* [Instructions to follow] Extract the full listing below without altering a single character.

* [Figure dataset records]
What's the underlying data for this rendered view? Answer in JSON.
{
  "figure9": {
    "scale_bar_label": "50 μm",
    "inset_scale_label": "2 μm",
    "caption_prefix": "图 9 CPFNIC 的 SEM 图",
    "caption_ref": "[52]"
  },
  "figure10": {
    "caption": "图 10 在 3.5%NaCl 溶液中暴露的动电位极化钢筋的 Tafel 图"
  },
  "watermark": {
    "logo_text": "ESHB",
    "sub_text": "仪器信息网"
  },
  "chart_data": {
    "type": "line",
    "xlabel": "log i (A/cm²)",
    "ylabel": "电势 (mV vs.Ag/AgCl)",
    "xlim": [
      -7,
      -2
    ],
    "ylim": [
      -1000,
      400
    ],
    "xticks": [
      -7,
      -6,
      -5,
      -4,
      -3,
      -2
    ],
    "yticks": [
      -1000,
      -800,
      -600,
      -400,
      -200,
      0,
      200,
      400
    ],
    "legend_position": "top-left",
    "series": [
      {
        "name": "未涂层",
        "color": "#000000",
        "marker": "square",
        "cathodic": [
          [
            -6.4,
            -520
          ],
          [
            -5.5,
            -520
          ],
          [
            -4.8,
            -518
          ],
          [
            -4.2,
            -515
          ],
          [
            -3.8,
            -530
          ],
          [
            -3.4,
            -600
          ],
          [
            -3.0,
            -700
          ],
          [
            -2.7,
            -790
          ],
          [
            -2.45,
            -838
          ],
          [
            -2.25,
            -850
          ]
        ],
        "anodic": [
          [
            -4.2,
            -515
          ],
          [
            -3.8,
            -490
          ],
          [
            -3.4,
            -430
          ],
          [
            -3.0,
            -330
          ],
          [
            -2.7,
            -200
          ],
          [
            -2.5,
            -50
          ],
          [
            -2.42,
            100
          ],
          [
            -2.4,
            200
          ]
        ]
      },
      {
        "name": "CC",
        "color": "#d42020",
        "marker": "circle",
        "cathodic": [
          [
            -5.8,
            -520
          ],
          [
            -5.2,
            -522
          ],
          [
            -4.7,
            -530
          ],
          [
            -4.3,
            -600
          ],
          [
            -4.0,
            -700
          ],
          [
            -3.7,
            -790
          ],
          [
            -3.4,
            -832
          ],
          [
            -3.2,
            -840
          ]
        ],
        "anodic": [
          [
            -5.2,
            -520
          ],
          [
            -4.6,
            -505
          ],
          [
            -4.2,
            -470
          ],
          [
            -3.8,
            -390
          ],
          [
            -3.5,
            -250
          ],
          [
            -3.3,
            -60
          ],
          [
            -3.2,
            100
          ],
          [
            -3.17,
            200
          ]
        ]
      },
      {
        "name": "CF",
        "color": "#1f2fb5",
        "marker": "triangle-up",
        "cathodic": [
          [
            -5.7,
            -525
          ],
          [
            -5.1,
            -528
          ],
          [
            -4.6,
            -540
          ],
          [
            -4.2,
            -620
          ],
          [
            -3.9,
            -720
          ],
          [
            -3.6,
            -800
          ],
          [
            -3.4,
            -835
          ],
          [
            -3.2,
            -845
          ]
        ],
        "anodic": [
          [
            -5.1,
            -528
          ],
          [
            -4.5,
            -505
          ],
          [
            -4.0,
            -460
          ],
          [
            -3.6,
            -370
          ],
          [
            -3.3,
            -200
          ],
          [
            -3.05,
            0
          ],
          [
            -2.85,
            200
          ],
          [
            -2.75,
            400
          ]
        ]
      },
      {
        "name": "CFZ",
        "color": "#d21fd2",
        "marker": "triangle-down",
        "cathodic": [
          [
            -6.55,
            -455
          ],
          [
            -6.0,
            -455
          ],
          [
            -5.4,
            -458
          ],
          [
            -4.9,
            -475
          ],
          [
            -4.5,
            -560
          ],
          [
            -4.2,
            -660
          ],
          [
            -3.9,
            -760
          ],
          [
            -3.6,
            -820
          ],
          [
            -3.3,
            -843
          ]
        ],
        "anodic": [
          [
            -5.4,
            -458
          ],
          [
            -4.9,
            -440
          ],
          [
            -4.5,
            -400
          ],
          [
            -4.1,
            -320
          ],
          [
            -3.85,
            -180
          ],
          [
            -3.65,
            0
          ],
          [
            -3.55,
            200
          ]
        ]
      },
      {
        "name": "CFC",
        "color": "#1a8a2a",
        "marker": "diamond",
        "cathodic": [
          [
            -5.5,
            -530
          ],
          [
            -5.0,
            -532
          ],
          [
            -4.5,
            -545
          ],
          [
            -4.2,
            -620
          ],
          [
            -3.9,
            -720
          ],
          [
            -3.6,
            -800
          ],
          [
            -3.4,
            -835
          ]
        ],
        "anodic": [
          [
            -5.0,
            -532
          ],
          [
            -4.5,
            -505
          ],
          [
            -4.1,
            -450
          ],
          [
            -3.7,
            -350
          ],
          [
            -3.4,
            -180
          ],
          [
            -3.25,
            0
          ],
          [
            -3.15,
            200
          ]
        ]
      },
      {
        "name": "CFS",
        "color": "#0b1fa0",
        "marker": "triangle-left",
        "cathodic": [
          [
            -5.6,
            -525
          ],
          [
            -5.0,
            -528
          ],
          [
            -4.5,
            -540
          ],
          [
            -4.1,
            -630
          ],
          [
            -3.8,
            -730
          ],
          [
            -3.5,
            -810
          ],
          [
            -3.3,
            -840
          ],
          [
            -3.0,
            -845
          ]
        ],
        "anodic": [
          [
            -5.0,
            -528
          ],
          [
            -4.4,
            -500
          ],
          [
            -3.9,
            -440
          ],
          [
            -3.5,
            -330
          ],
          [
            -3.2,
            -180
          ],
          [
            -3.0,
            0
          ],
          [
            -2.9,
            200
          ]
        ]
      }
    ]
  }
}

* [Response to this exercise]
What's the underlying data for this rendered view? Answer in JSON.
{
  "figure9": {
    "scale_bar_label": "50 μm",
    "inset_scale_label": "2 μm",
    "caption_prefix": "图 9 CPFNIC 的 SEM 图",
    "caption_ref": "[52]"
  },
  "figure10": {
    "caption": "图 10 在 3.5%NaCl 溶液中暴露的动电位极化钢筋的 Tafel 图"
  },
  "watermark": {
    "logo_text": "ESHB",
    "sub_text": "仪器信息网"
  },
  "chart_data": {
    "type": "line",
    "xlabel": "log i (A/cm²)",
    "ylabel": "电势 (mV vs.Ag/AgCl)",
    "xlim": [
      -7,
      -2
    ],
    "ylim": [
      -1000,
      400
    ],
    "xticks": [
      -7,
      -6,
      -5,
      -4,
      -3,
      -2
    ],
    "yticks": [
      -1000,
      -800,
      -600,
      -400,
      -200,
      0,
      200,
      400
    ],
    "legend_position": "top-left",
    "series": [
      {
        "name": "未涂层",
        "color": "#000000",
        "marker": "square",
        "cathodic": [
          [
            -6.4,
            -520
          ],
          [
            -5.5,
            -520
          ],
          [
            -4.8,
            -518
          ],
          [
            -4.2,
            -515
          ],
          [
            -3.8,
            -530
          ],
          [
            -3.4,
            -600
          ],
          [
            -3.0,
            -700
          ],
          [
            -2.7,
            -790
          ],
          [
            -2.45,
            -838
          ],
          [
            -2.25,
            -850
          ]
        ],
        "anodic": [
          [
            -4.2,
            -515
          ],
          [
            -3.8,
            -490
          ],
          [
            -3.4,
            -430
          ],
          [
            -3.0,
            -330
          ],
          [
            -2.7,
            -200
          ],
          [
            -2.5,
            -50
          ],
          [
            -2.42,
            100
          ],
          [
            -2.4,
            200
          ]
        ]
      },
      {
        "name": "CC",
        "color": "#d42020",
        "marker": "circle",
        "cathodic": [
          [
            -5.8,
            -520
          ],
          [
            -5.2,
            -522
          ],
          [
            -4.7,
            -530
          ],
          [
            -4.3,
            -600
          ],
          [
            -4.0,
            -700
          ],
          [
            -3.7,
            -790
          ],
          [
            -3.4,
            -832
          ],
          [
            -3.2,
            -840
          ]
        ],
        "anodic": [
          [
            -5.2,
            -520
          ],
          [
            -4.6,
            -505
          ],
          [
            -4.2,
            -470
          ],
          [
            -3.8,
            -390
          ],
          [
            -3.5,
            -250
          ],
          [
            -3.3,
            -60
          ],
          [
            -3.2,
            100
          ],
          [
            -3.17,
            200
          ]
        ]
      },
      {
        "name": "CF",
        "color": "#1f2fb5",
        "marker": "triangle-up",
        "cathodic": [
          [
            -5.7,
            -525
          ],
          [
            -5.1,
            -528
          ],
          [
            -4.6,
            -540
          ],
          [
            -4.2,
            -620
          ],
          [
            -3.9,
            -720
          ],
          [
            -3.6,
            -800
          ],
          [
            -3.4,
            -835
          ],
          [
            -3.2,
            -845
          ]
        ],
        "anodic": [
          [
            -5.1,
            -528
          ],
          [
            -4.5,
            -505
          ],
          [
            -4.0,
            -460
          ],
          [
            -3.6,
            -370
          ],
          [
            -3.3,
            -200
          ],
          [
            -3.05,
            0
          ],
          [
            -2.85,
            200
          ],
          [
            -2.75,
            400
          ]
        ]
      },
      {
        "name": "CFZ",
        "color": "#d21fd2",
        "marker": "triangle-down",
        "cathodic": [
          [
            -6.55,
            -455
          ],
          [
            -6.0,
            -455
          ],
          [
            -5.4,
            -458
          ],
          [
            -4.9,
            -475
          ],
          [
            -4.5,
            -560
          ],
          [
            -4.2,
            -660
          ],
          [
            -3.9,
            -760
          ],
          [
            -3.6,
            -820
          ],
          [
            -3.3,
            -843
          ]
        ],
        "anodic": [
          [
            -5.4,
            -458
          ],
          [
            -4.9,
            -440
          ],
          [
            -4.5,
            -400
          ],
          [
            -4.1,
            -320
          ],
          [
            -3.85,
            -180
          ],
          [
            -3.65,
            0
          ],
          [
            -3.55,
            200
          ]
        ]
      },
      {
        "name": "CFC",
        "color": "#1a8a2a",
        "marker": "diamond",
        "cathodic": [
          [
            -5.5,
            -530
          ],
          [
            -5.0,
            -532
          ],
          [
            -4.5,
            -545
          ],
          [
            -4.2,
            -620
          ],
          [
            -3.9,
            -720
          ],
          [
            -3.6,
            -800
          ],
          [
            -3.4,
            -835
          ]
        ],
        "anodic": [
          [
            -5.0,
            -532
          ],
          [
            -4.5,
            -505
          ],
          [
            -4.1,
            -450
          ],
          [
            -3.7,
            -350
          ],
          [
            -3.4,
            -180
          ],
          [
            -3.25,
            0
          ],
          [
            -3.15,
            200
          ]
        ]
      },
      {
        "name": "CFS",
        "color": "#0b1fa0",
        "marker": "triangle-left",
        "cathodic": [
          [
            -5.6,
            -525
          ],
          [
            -5.0,
            -528
          ],
          [
            -4.5,
            -540
          ],
          [
            -4.1,
            -630
          ],
          [
            -3.8,
            -730
          ],
          [
            -3.5,
            -810
          ],
          [
            -3.3,
            -840
          ],
          [
            -3.0,
            -845
          ]
        ],
        "anodic": [
          [
            -5.0,
            -528
          ],
          [
            -4.4,
            -500
          ],
          [
            -3.9,
            -440
          ],
          [
            -3.5,
            -330
          ],
          [
            -3.2,
            -180
          ],
          [
            -3.0,
            0
          ],
          [
            -2.9,
            200
          ]
        ]
      }
    ]
  }
}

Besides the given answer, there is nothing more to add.